Items from a data source:
==*==
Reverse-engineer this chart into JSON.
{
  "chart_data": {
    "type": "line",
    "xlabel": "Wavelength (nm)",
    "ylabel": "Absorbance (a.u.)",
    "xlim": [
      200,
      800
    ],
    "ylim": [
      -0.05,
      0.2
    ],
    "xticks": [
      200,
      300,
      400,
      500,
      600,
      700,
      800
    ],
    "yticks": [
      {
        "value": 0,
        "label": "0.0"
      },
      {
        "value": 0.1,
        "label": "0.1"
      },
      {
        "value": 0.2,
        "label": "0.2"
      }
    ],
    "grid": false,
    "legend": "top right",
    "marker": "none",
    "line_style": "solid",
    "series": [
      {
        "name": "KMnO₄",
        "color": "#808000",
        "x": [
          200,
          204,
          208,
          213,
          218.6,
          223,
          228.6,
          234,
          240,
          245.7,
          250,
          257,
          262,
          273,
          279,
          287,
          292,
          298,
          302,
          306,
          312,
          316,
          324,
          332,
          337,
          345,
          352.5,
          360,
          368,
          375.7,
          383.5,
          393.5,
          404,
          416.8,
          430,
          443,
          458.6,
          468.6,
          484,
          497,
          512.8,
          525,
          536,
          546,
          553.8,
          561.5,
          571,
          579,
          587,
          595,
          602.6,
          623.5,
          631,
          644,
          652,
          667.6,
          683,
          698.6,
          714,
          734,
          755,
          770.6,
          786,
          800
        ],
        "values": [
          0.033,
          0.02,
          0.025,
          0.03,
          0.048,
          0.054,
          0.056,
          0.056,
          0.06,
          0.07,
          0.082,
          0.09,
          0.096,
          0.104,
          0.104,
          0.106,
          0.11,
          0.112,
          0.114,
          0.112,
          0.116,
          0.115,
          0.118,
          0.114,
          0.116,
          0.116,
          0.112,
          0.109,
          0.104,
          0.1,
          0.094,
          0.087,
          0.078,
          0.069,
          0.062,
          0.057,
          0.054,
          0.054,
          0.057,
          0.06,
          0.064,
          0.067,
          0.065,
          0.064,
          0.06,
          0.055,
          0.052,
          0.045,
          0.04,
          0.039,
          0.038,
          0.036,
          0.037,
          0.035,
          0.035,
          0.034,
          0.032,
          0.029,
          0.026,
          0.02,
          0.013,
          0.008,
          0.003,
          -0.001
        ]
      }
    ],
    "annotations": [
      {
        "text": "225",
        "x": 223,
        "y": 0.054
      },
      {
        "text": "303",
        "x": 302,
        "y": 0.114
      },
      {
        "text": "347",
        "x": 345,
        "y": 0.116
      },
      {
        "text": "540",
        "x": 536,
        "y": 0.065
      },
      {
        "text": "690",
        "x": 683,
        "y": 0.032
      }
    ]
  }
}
==*==
Problem: Print every record above exactly as written.

The solution:
Reverse-engineer this chart into JSON.
{
  "chart_data": {
    "type": "line",
    "xlabel": "Wavelength (nm)",
    "ylabel": "Absorbance (a.u.)",
    "xlim": [
      200,
      800
    ],
    "ylim": [
      -0.05,
      0.2
    ],
    "xticks": [
      200,
      300,
      400,
      500,
      600,
      700,
      800
    ],
    "yticks": [
      {
        "value": 0,
        "label": "0.0"
      },
      {
        "value": 0.1,
        "label": "0.1"
      },
      {
        "value": 0.2,
        "label": "0.2"
      }
    ],
    "grid": false,
    "legend": "top right",
    "marker": "none",
    "line_style": "solid",
    "series": [
      {
        "name": "KMnO₄",
        "color": "#808000",
        "x": [
          200,
          204,
          208,
          213,
          218.6,
          223,
          228.6,
          234,
          240,
          245.7,
          250,
          257,
          262,
          273,
          279,
          287,
          292,
          298,
          302,
          306,
          312,
          316,
          324,
          332,
          337,
          345,
          352.5,
          360,
          368,
          375.7,
          383.5,
          393.5,
          404,
          416.8,
          430,
          443,
          458.6,
          468.6,
          484,
          497,
          512.8,
          525,
          536,
          546,
          553.8,
          561.5,
          571,
          579,
          587,
          595,
          602.6,
          623.5,
          631,
          644,
          652,
          667.6,
          683,
          698.6,
          714,
          734,
          755,
          770.6,
          786,
          800
        ],
        "values": [
          0.033,
          0.02,
          0.025,
          0.03,
          0.048,
          0.054,
          0.056,
          0.056,
          0.06,
          0.07,
          0.082,
          0.09,
          0.096,
          0.104,
          0.104,
          0.106,
          0.11,
          0.112,
          0.114,
          0.112,
          0.116,
          0.115,
          0.118,
          0.114,
          0.116,
          0.116,
          0.112,
          0.109,
          0.104,
          0.1,
          0.094,
          0.087,
          0.078,
          0.069,
          0.062,
          0.057,
          0.054,
          0.054,
          0.057,
          0.06,
          0.064,
          0.067,
          0.065,
          0.064,
          0.06,
          0.055,
          0.052,
          0.045,
          0.04,
          0.039,
          0.038,
          0.036,
          0.037,
          0.035,
          0.035,
          0.034,
          0.032,
          0.029,
          0.026,
          0.02,
          0.013,
          0.008,
          0.003,
          -0.001
        ]
      }
    ],
    "annotations": [
      {
        "text": "225",
        "x": 223,
        "y": 0.054
      },
      {
        "text": "303",
        "x": 302,
        "y": 0.114
      },
      {
        "text": "347",
        "x": 345,
        "y": 0.116
      },
      {
        "text": "540",
        "x": 536,
        "y": 0.065
      },
      {
        "text": "690",
        "x": 683,
        "y": 0.032
      }
    ]
  }
}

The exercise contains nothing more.